Exercise material:
* * * * * * * * *

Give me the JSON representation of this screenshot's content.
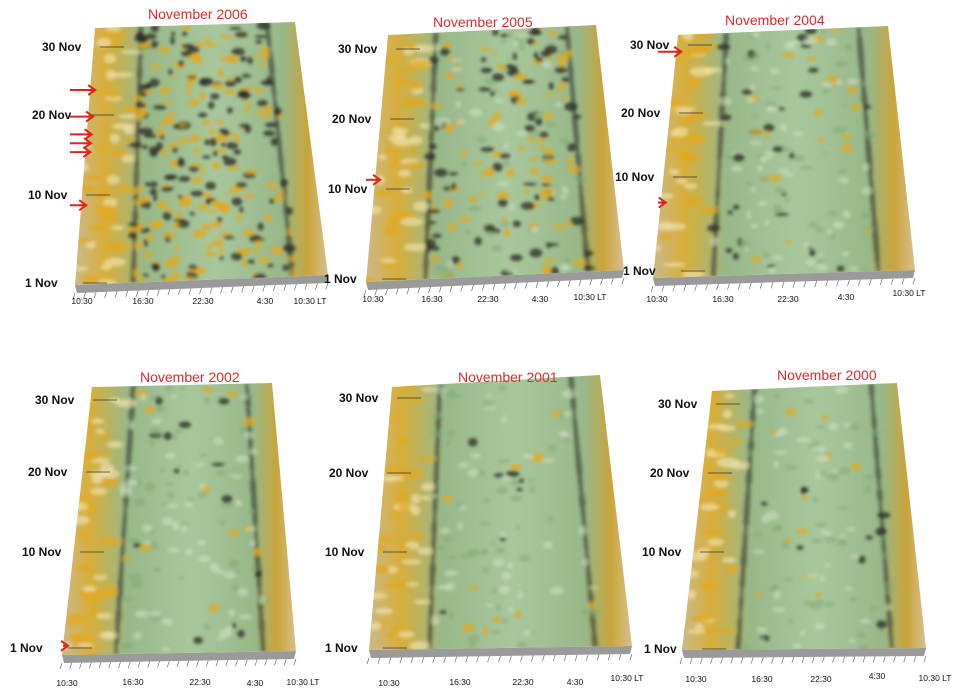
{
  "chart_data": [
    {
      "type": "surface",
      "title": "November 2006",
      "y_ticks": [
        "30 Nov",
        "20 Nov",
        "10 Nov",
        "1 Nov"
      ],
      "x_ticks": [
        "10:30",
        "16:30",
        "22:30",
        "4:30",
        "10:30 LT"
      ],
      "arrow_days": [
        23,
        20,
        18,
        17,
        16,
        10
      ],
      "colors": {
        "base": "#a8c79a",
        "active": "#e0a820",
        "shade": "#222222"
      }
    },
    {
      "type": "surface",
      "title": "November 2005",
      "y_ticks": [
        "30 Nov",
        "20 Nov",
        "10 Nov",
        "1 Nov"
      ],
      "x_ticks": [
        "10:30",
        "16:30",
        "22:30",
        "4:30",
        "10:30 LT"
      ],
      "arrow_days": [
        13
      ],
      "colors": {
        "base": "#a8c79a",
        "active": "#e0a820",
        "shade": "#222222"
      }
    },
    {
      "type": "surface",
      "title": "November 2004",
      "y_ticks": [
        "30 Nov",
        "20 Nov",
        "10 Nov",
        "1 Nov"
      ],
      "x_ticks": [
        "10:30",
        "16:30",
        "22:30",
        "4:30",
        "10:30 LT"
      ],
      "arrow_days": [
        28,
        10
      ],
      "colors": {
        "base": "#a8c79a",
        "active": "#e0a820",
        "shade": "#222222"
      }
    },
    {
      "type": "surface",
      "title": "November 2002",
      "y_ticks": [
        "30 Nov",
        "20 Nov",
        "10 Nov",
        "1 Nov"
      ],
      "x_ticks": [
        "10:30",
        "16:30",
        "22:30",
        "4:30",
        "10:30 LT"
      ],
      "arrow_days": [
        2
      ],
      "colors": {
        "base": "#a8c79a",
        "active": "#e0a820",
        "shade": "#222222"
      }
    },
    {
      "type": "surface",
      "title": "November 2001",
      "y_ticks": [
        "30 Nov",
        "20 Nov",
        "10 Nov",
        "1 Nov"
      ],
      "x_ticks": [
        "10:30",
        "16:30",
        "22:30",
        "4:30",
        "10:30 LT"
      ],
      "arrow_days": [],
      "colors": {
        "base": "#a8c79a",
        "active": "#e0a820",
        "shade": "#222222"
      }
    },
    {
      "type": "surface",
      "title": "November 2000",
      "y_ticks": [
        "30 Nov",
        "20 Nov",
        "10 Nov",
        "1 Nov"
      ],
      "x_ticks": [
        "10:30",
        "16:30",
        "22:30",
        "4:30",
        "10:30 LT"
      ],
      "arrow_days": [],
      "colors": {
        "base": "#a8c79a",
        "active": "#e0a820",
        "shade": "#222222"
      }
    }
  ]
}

* * * * * * * * *

Each entry shown above must be quoted exactly, with its pictures left out.

Full answer:
Give me the JSON representation of this screenshot's content.
{
  "chart_data": [
    {
      "type": "surface",
      "title": "November 2006",
      "y_ticks": [
        "30 Nov",
        "20 Nov",
        "10 Nov",
        "1 Nov"
      ],
      "x_ticks": [
        "10:30",
        "16:30",
        "22:30",
        "4:30",
        "10:30 LT"
      ],
      "arrow_days": [
        23,
        20,
        18,
        17,
        16,
        10
      ],
      "colors": {
        "base": "#a8c79a",
        "active": "#e0a820",
        "shade": "#222222"
      }
    },
    {
      "type": "surface",
      "title": "November 2005",
      "y_ticks": [
        "30 Nov",
        "20 Nov",
        "10 Nov",
        "1 Nov"
      ],
      "x_ticks": [
        "10:30",
        "16:30",
        "22:30",
        "4:30",
        "10:30 LT"
      ],
      "arrow_days": [
        13
      ],
      "colors": {
        "base": "#a8c79a",
        "active": "#e0a820",
        "shade": "#222222"
      }
    },
    {
      "type": "surface",
      "title": "November 2004",
      "y_ticks": [
        "30 Nov",
        "20 Nov",
        "10 Nov",
        "1 Nov"
      ],
      "x_ticks": [
        "10:30",
        "16:30",
        "22:30",
        "4:30",
        "10:30 LT"
      ],
      "arrow_days": [
        28,
        10
      ],
      "colors": {
        "base": "#a8c79a",
        "active": "#e0a820",
        "shade": "#222222"
      }
    },
    {
      "type": "surface",
      "title": "November 2002",
      "y_ticks": [
        "30 Nov",
        "20 Nov",
        "10 Nov",
        "1 Nov"
      ],
      "x_ticks": [
        "10:30",
        "16:30",
        "22:30",
        "4:30",
        "10:30 LT"
      ],
      "arrow_days": [
        2
      ],
      "colors": {
        "base": "#a8c79a",
        "active": "#e0a820",
        "shade": "#222222"
      }
    },
    {
      "type": "surface",
      "title": "November 2001",
      "y_ticks": [
        "30 Nov",
        "20 Nov",
        "10 Nov",
        "1 Nov"
      ],
      "x_ticks": [
        "10:30",
        "16:30",
        "22:30",
        "4:30",
        "10:30 LT"
      ],
      "arrow_days": [],
      "colors": {
        "base": "#a8c79a",
        "active": "#e0a820",
        "shade": "#222222"
      }
    },
    {
      "type": "surface",
      "title": "November 2000",
      "y_ticks": [
        "30 Nov",
        "20 Nov",
        "10 Nov",
        "1 Nov"
      ],
      "x_ticks": [
        "10:30",
        "16:30",
        "22:30",
        "4:30",
        "10:30 LT"
      ],
      "arrow_days": [],
      "colors": {
        "base": "#a8c79a",
        "active": "#e0a820",
        "shade": "#222222"
      }
    }
  ]
}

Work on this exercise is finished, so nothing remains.